Without skipping anything, write out each record below exactly.

※ ※ ※

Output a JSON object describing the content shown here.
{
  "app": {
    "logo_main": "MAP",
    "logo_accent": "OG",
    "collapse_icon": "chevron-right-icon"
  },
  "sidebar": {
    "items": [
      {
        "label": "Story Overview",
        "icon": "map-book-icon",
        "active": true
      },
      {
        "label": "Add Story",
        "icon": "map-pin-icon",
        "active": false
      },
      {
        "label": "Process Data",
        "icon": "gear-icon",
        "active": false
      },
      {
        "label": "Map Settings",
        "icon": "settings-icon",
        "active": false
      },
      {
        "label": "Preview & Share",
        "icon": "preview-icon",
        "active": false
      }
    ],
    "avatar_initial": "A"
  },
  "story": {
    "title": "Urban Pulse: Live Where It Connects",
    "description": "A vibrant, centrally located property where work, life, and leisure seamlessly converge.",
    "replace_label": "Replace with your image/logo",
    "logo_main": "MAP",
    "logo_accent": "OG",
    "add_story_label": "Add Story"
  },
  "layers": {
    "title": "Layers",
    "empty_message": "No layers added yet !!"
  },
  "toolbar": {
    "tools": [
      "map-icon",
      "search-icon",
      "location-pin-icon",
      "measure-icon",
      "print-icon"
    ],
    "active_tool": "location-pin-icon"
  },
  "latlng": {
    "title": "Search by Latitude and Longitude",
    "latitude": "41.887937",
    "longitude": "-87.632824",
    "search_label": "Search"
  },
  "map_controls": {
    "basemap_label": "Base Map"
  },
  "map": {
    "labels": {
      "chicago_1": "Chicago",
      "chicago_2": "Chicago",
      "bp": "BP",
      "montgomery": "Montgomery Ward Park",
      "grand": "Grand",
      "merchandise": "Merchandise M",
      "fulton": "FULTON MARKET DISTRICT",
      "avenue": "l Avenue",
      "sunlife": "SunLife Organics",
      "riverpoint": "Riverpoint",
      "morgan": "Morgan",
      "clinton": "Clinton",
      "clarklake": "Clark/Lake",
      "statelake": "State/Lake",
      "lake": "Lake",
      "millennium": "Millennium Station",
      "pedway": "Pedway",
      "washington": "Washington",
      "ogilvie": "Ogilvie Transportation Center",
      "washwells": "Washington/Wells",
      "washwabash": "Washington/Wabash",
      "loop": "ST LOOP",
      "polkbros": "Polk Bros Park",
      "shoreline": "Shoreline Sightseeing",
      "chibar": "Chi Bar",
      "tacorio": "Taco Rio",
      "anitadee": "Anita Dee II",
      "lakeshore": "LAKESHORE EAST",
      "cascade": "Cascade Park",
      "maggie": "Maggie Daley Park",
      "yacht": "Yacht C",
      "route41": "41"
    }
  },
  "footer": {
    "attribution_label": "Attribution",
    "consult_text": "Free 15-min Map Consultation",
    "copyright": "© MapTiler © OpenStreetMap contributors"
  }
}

※ ※ ※

Task solution:
Output a JSON object describing the content shown here.
{
  "app": {
    "logo_main": "MAP",
    "logo_accent": "OG",
    "collapse_icon": "chevron-right-icon"
  },
  "sidebar": {
    "items": [
      {
        "label": "Story Overview",
        "icon": "map-book-icon",
        "active": true
      },
      {
        "label": "Add Story",
        "icon": "map-pin-icon",
        "active": false
      },
      {
        "label": "Process Data",
        "icon": "gear-icon",
        "active": false
      },
      {
        "label": "Map Settings",
        "icon": "settings-icon",
        "active": false
      },
      {
        "label": "Preview & Share",
        "icon": "preview-icon",
        "active": false
      }
    ],
    "avatar_initial": "A"
  },
  "story": {
    "title": "Urban Pulse: Live Where It Connects",
    "description": "A vibrant, centrally located property where work, life, and leisure seamlessly converge.",
    "replace_label": "Replace with your image/logo",
    "logo_main": "MAP",
    "logo_accent": "OG",
    "add_story_label": "Add Story"
  },
  "layers": {
    "title": "Layers",
    "empty_message": "No layers added yet !!"
  },
  "toolbar": {
    "tools": [
      "map-icon",
      "search-icon",
      "location-pin-icon",
      "measure-icon",
      "print-icon"
    ],
    "active_tool": "location-pin-icon"
  },
  "latlng": {
    "title": "Search by Latitude and Longitude",
    "latitude": "41.887937",
    "longitude": "-87.632824",
    "search_label": "Search"
  },
  "map_controls": {
    "basemap_label": "Base Map"
  },
  "map": {
    "labels": {
      "chicago_1": "Chicago",
      "chicago_2": "Chicago",
      "bp": "BP",
      "montgomery": "Montgomery Ward Park",
      "grand": "Grand",
      "merchandise": "Merchandise M",
      "fulton": "FULTON MARKET DISTRICT",
      "avenue": "l Avenue",
      "sunlife": "SunLife Organics",
      "riverpoint": "Riverpoint",
      "morgan": "Morgan",
      "clinton": "Clinton",
      "clarklake": "Clark/Lake",
      "statelake": "State/Lake",
      "lake": "Lake",
      "millennium": "Millennium Station",
      "pedway": "Pedway",
      "washington": "Washington",
      "ogilvie": "Ogilvie Transportation Center",
      "washwells": "Washington/Wells",
      "washwabash": "Washington/Wabash",
      "loop": "ST LOOP",
      "polkbros": "Polk Bros Park",
      "shoreline": "Shoreline Sightseeing",
      "chibar": "Chi Bar",
      "tacorio": "Taco Rio",
      "anitadee": "Anita Dee II",
      "lakeshore": "LAKESHORE EAST",
      "cascade": "Cascade Park",
      "maggie": "Maggie Daley Park",
      "yacht": "Yacht C",
      "route41": "41"
    }
  },
  "footer": {
    "attribution_label": "Attribution",
    "consult_text": "Free 15-min Map Consultation",
    "copyright": "© MapTiler © OpenStreetMap contributors"
  }
}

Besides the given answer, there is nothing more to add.